→ **WHAT TO WORK ON**: Using the records that follow, copy every line containing the word "Site".

[Data entries]
▬▬▬
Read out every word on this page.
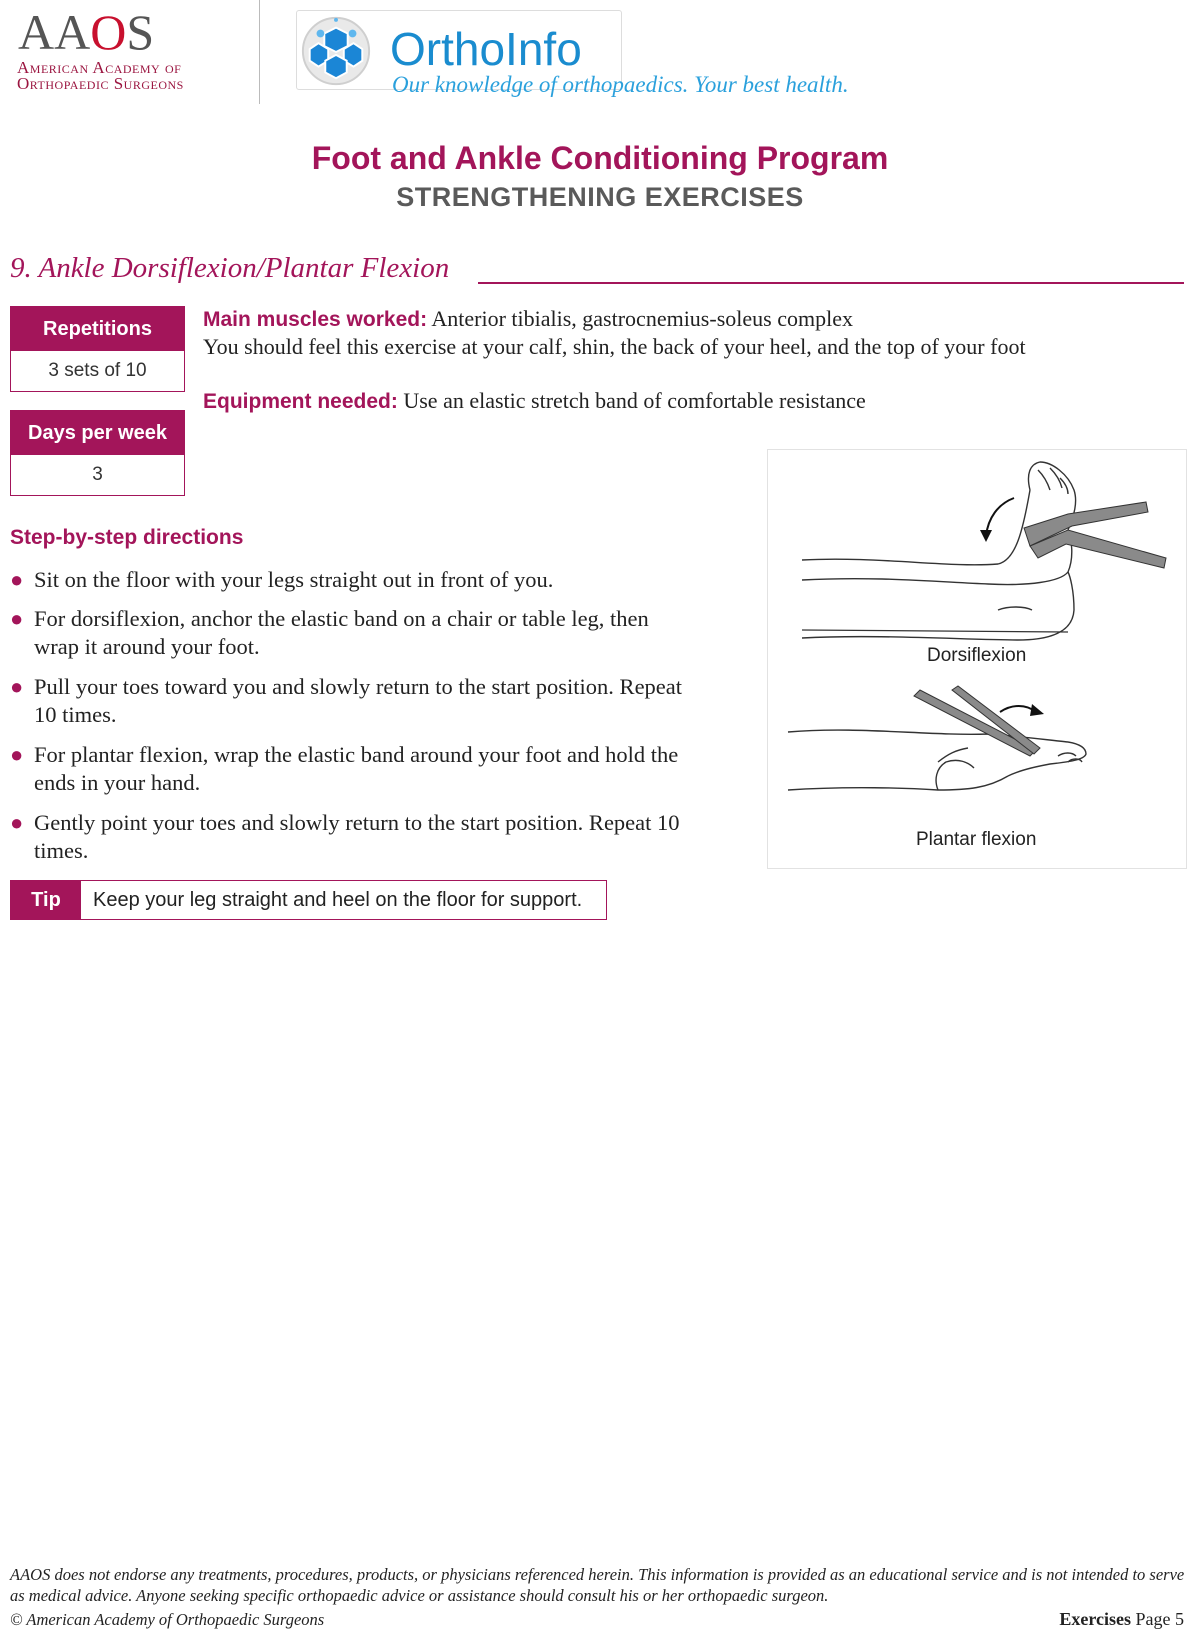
AAOS
American Academy of
Orthopaedic Surgeons
OrthoInfo
Our knowledge of orthopaedics. Your best health.
Foot and Ankle Conditioning Program
STRENGTHENING EXERCISES
9. Ankle Dorsiflexion/Plantar Flexion
Repetitions
3 sets of 10
Days per week
3
Main muscles worked: Anterior tibialis, gastrocnemius-soleus complex
You should feel this exercise at your calf, shin, the back of your heel, and the top of your foot
Equipment needed: Use an elastic stretch band of comfortable resistance
Step-by-step directions
● Sit on the floor with your legs straight out in front of you.
● For dorsiflexion, anchor the elastic band on a chair or table leg, then wrap it around your foot.
● Pull your toes toward you and slowly return to the start position. Repeat 10 times.
● For plantar flexion, wrap the elastic band around your foot and hold the ends in your hand.
● Gently point your toes and slowly return to the start position. Repeat 10 times.
Tip	Keep your leg straight and heel on the floor for support.
Dorsiflexion
Plantar flexion
AAOS does not endorse any treatments, procedures, products, or physicians referenced herein. This information is provided as an educational service and is not intended to serve as medical advice. Anyone seeking specific orthopaedic advice or assistance should consult his or her orthopaedic surgeon.
© American Academy of Orthopaedic Surgeons	Exercises Page 5
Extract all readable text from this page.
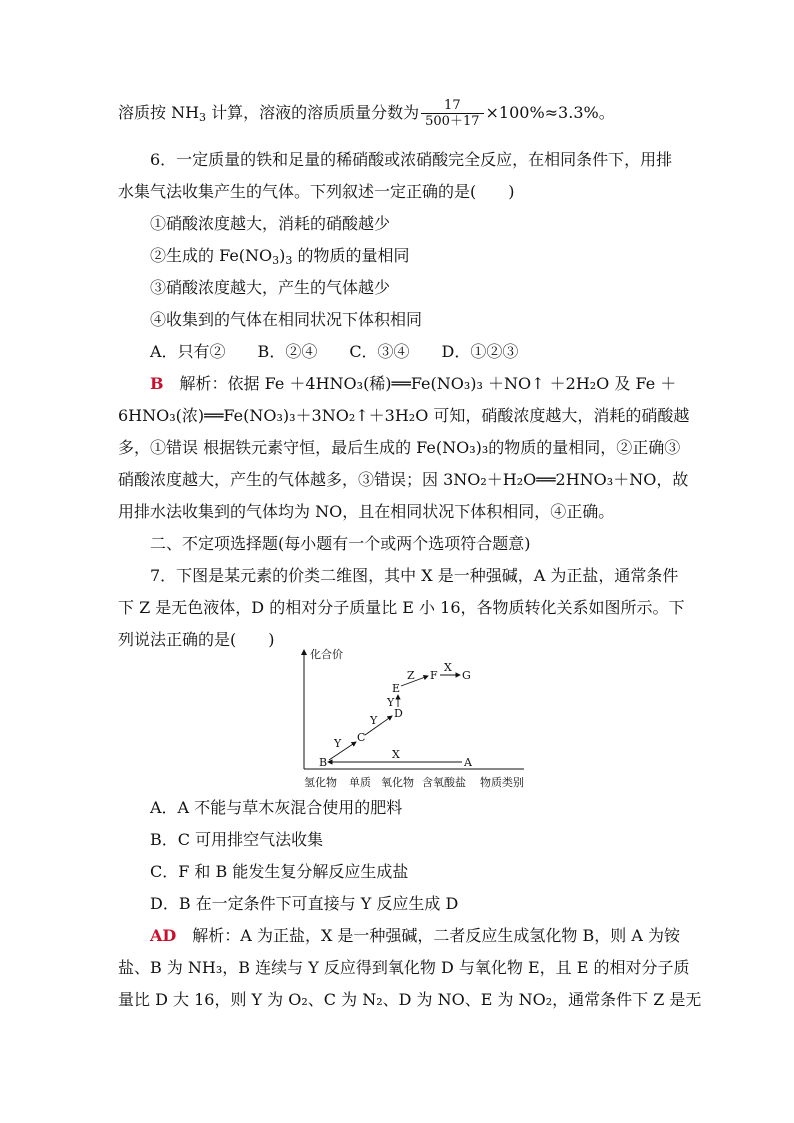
溶质按 $NH_3$ 计算，溶液的溶质质量分数为 $\frac{17}{500+17} \times 100\%\approx 3.3\%$。
6．一定质量的铁和足量的稀硝酸或浓硝酸完全反应，在相同条件下，用排
水集气法收集产生的气体。下列叙述一定正确的是(　　)
①硝酸浓度越大，消耗的硝酸越少
②生成的 $Fe(NO_3)_3$ 的物质的量相同
③硝酸浓度越大，产生的气体越少
④收集到的气体在相同状况下体积相同
A．只有②　　B．②④　　C．③④　　D．①②③
B　解析：依据 Fe ＋4HNO₃(稀)══Fe(NO₃)₃ ＋NO↑ ＋2H₂O 及 Fe ＋
6HNO₃(浓)══Fe(NO₃)₃＋3NO₂↑＋3H₂O 可知，硝酸浓度越大，消耗的硝酸越
多，①错误 根据铁元素守恒，最后生成的 Fe(NO₃)₃的物质的量相同，②正确③
硝酸浓度越大，产生的气体越多，③错误；因 3NO₂＋H₂O══2HNO₃＋NO，故
用排水法收集到的气体均为 NO，且在相同状况下体积相同，④正确。
二、不定项选择题(每小题有一个或两个选项符合题意)
7．下图是某元素的价类二维图，其中 X 是一种强碱，A 为正盐，通常条件
下 Z 是无色液体，D 的相对分子质量比 E 小 16，各物质转化关系如图所示。下
列说法正确的是(　　)
化合价
氢化物 单质 氧化物 含氧酸盐 物质类别
B
C
D
E
F G
A
Y
Y
Y
Z
X
X
A．A 不能与草木灰混合使用的肥料
B．C 可用排空气法收集
C．F 和 B 能发生复分解反应生成盐
D．B 在一定条件下可直接与 Y 反应生成 D
AD　解析：A 为正盐，X 是一种强碱，二者反应生成氢化物 B，则 A 为铵
盐、B 为 NH₃，B 连续与 Y 反应得到氧化物 D 与氧化物 E，且 E 的相对分子质
量比 D 大 16，则 Y 为 O₂、C 为 N₂、D 为 NO、E 为 NO₂，通常条件下 Z 是无
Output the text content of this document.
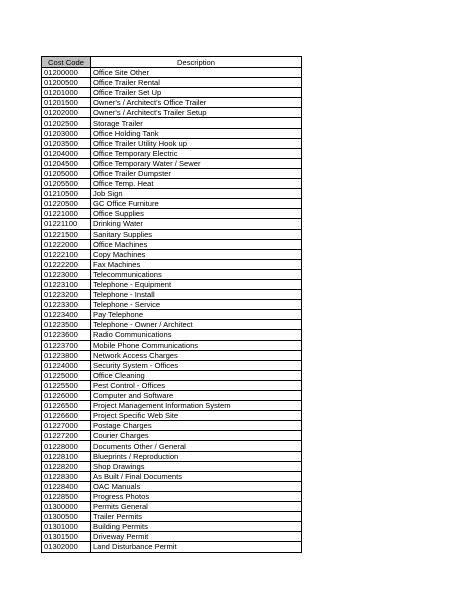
Cost Code	Description
01200000	Office Site Other
01200500	Office Trailer Rental
01201000	Office Trailer Set Up
01201500	Owner's / Architect's Office Trailer
01202000	Owner's / Architect's Trailer Setup
01202500	Storage Trailer
01203000	Office Holding Tank
01203500	Office Trailer Utility Hook up
01204000	Office Temporary Electric
01204500	Office Temporary Water / Sewer
01205000	Office Trailer Dumpster
01205500	Office Temp. Heat
01210500	Job Sign
01220500	GC Office Furniture
01221000	Office Supplies
01221100	Drinking Water
01221500	Sanitary Supplies
01222000	Office Machines
01222100	Copy Machines
01222200	Fax Machines
01223000	Telecommunications
01223100	Telephone - Equipment
01223200	Telephone - Install
01223300	Telephone - Service
01223400	Pay Telephone
01223500	Telephone - Owner / Architect
01223600	Radio Communications
01223700	Mobile Phone Communications
01223800	Network Access Charges
01224000	Security System - Offices
01225000	Office Cleaning
01225500	Pest Control - Offices
01226000	Computer and Software
01226500	Project Management Information System
01226600	Project Specific Web Site
01227000	Postage Charges
01227200	Courier Charges
01228000	Documents Other / General
01228100	Blueprints / Reproduction
01228200	Shop Drawings
01228300	As Built / Final Documents
01228400	OAC Manuals
01228500	Progress Photos
01300000	Permits General
01300500	Trailer Permits
01301000	Building Permits
01301500	Driveway Permit
01302000	Land Disturbance Permit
▬▬▬
→ **THE RESULT**:
01200000	Office Site Other
01226600	Project Specific Web Site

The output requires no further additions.